=== Lesetext ===

Sehr geehrter Herr Wolter,

als Diplomvolkswirtin bin ich mir durchaus darüber bewusst, dass der Luftverkehr aus dem modernen Mobilitäts- und globalisierten Wirtschaftssystem nicht mehr wegzudenken ist. Luftverkehr schafft Arbeitsplätze direkt am Airport und fördert Wachstum auch in der umliegenden Region. Die Luftwirtschaft in Deutschland ist regional einer der größten Beschäftigungsgeber und eine der Wachstumsbranchen. Wirtschaftliche Gesichtpunkte und Standortinteressen sind für mich berechtigte Interessen, dürfen jedoch die Schattenseiten nicht außer Acht lassen. Und Fakt ist, dass die CO2-Emissionen aus dem Flugverkehr für das Klima eine wichtige Rolle spielen.

===

Kannst du den Brief zum Luftverkehr im Anschluss an seinen letzten Satz fortführen? Die Daten werden hierfür nicht benötigt.

=== Bereitgestellte Daten ===

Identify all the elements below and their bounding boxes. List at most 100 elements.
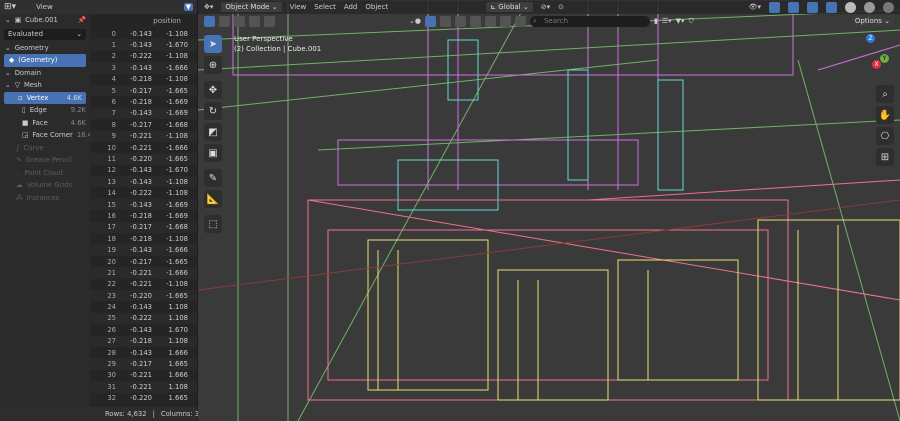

===

§ **Erwartete Antwort**
Der Luftverkehr nimmt stetig zu, ein großer Teil der steigenden Zahlen geht auf die Luftfracht zurück. Die auf den internationalen Flugverkehr zurückgehenden Treibhausgasemissionen der EU sind seit 1990 um 87% gewachsen. Das bedeutet, dass ohne die Einbindung des Luftverkehrs in das internationale Klimaschutzregime es uns nicht gelingen wird, die Erwärmung des Klimas auf ein noch verkraftbares Niveau zu begrenzen.

Wir Grünen fordern deshalb eine konsequente Ökologisierung des Luftverkehrs. Er muss perspektivisch sicher, verbrauchsarm, klimaschonend und leise sein.

Vom technischen Standpunkt ist auf absehbare Zeit keine Lösung in Sicht. Moderne Flugzeuge benötigen enorme Energiemengen zum Start und zum Flug. Die dafür benötigte Energiekonzentration findet man nur in Kerosin oder ähnlichen Mineralölprodukten. Alternative Treibstoffe sind entweder in den benötigten Mengen überhaupt nicht zu bekommen (Biotreibstoffe oder synthetische Treibstoffe) oder verfügen über eine zu geringe Energiedichte (Wasserstoff oder Elektroenergie), so dass dann die Reichweite unrealistisch niedrig wäre.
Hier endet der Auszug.